• _Provided records_
-*-*-
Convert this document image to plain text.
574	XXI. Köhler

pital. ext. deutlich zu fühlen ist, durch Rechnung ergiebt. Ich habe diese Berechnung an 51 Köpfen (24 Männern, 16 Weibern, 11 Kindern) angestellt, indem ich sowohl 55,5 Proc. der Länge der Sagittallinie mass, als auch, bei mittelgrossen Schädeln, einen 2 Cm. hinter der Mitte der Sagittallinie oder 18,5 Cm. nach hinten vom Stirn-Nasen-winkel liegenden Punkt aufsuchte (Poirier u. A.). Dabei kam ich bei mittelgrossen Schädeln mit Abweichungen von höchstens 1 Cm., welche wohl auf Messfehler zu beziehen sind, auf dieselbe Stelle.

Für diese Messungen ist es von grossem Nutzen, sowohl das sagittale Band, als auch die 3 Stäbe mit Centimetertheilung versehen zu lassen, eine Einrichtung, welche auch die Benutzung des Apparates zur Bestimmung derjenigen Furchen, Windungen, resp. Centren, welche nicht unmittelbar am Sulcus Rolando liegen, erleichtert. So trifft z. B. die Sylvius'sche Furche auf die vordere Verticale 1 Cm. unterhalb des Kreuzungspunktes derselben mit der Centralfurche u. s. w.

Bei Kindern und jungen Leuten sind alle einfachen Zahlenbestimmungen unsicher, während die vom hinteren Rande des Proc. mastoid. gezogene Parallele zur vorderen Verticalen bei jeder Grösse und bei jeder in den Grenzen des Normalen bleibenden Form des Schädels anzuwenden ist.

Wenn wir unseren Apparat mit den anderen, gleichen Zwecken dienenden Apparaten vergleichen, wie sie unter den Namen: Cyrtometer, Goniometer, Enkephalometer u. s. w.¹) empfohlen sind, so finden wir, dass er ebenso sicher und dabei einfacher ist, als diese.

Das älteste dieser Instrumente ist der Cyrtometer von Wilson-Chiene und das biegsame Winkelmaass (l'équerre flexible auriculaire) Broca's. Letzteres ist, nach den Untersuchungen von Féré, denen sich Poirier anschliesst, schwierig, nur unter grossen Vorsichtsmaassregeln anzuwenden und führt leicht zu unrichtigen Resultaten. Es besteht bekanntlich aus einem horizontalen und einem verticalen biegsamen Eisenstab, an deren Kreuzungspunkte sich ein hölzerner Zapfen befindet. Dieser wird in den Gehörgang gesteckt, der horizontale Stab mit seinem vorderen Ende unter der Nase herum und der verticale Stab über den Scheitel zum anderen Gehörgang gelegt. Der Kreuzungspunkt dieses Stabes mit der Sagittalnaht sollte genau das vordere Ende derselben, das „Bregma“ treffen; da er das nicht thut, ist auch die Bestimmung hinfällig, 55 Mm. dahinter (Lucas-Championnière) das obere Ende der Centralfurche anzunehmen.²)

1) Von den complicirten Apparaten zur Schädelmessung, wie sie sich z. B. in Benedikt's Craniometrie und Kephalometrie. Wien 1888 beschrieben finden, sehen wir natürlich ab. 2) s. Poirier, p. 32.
-*-*-
• _What you need to do_
Go through the entries and repeat each one exactly.

• _Task result_
Convert this document image to plain text.
574	XXI. Köhler

pital. ext. deutlich zu fühlen ist, durch Rechnung ergiebt. Ich habe diese Berechnung an 51 Köpfen (24 Männern, 16 Weibern, 11 Kindern) angestellt, indem ich sowohl 55,5 Proc. der Länge der Sagittallinie mass, als auch, bei mittelgrossen Schädeln, einen 2 Cm. hinter der Mitte der Sagittallinie oder 18,5 Cm. nach hinten vom Stirn-Nasen-winkel liegenden Punkt aufsuchte (Poirier u. A.). Dabei kam ich bei mittelgrossen Schädeln mit Abweichungen von höchstens 1 Cm., welche wohl auf Messfehler zu beziehen sind, auf dieselbe Stelle.

Für diese Messungen ist es von grossem Nutzen, sowohl das sagittale Band, als auch die 3 Stäbe mit Centimetertheilung versehen zu lassen, eine Einrichtung, welche auch die Benutzung des Apparates zur Bestimmung derjenigen Furchen, Windungen, resp. Centren, welche nicht unmittelbar am Sulcus Rolando liegen, erleichtert. So trifft z. B. die Sylvius'sche Furche auf die vordere Verticale 1 Cm. unterhalb des Kreuzungspunktes derselben mit der Centralfurche u. s. w.

Bei Kindern und jungen Leuten sind alle einfachen Zahlenbestimmungen unsicher, während die vom hinteren Rande des Proc. mastoid. gezogene Parallele zur vorderen Verticalen bei jeder Grösse und bei jeder in den Grenzen des Normalen bleibenden Form des Schädels anzuwenden ist.

Wenn wir unseren Apparat mit den anderen, gleichen Zwecken dienenden Apparaten vergleichen, wie sie unter den Namen: Cyrtometer, Goniometer, Enkephalometer u. s. w.¹) empfohlen sind, so finden wir, dass er ebenso sicher und dabei einfacher ist, als diese.

Das älteste dieser Instrumente ist der Cyrtometer von Wilson-Chiene und das biegsame Winkelmaass (l'équerre flexible auriculaire) Broca's. Letzteres ist, nach den Untersuchungen von Féré, denen sich Poirier anschliesst, schwierig, nur unter grossen Vorsichtsmaassregeln anzuwenden und führt leicht zu unrichtigen Resultaten. Es besteht bekanntlich aus einem horizontalen und einem verticalen biegsamen Eisenstab, an deren Kreuzungspunkte sich ein hölzerner Zapfen befindet. Dieser wird in den Gehörgang gesteckt, der horizontale Stab mit seinem vorderen Ende unter der Nase herum und der verticale Stab über den Scheitel zum anderen Gehörgang gelegt. Der Kreuzungspunkt dieses Stabes mit der Sagittalnaht sollte genau das vordere Ende derselben, das „Bregma“ treffen; da er das nicht thut, ist auch die Bestimmung hinfällig, 55 Mm. dahinter (Lucas-Championnière) das obere Ende der Centralfurche anzunehmen.²)

1) Von den complicirten Apparaten zur Schädelmessung, wie sie sich z. B. in Benedikt's Craniometrie und Kephalometrie. Wien 1888 beschrieben finden, sehen wir natürlich ab. 2) s. Poirier, p. 32.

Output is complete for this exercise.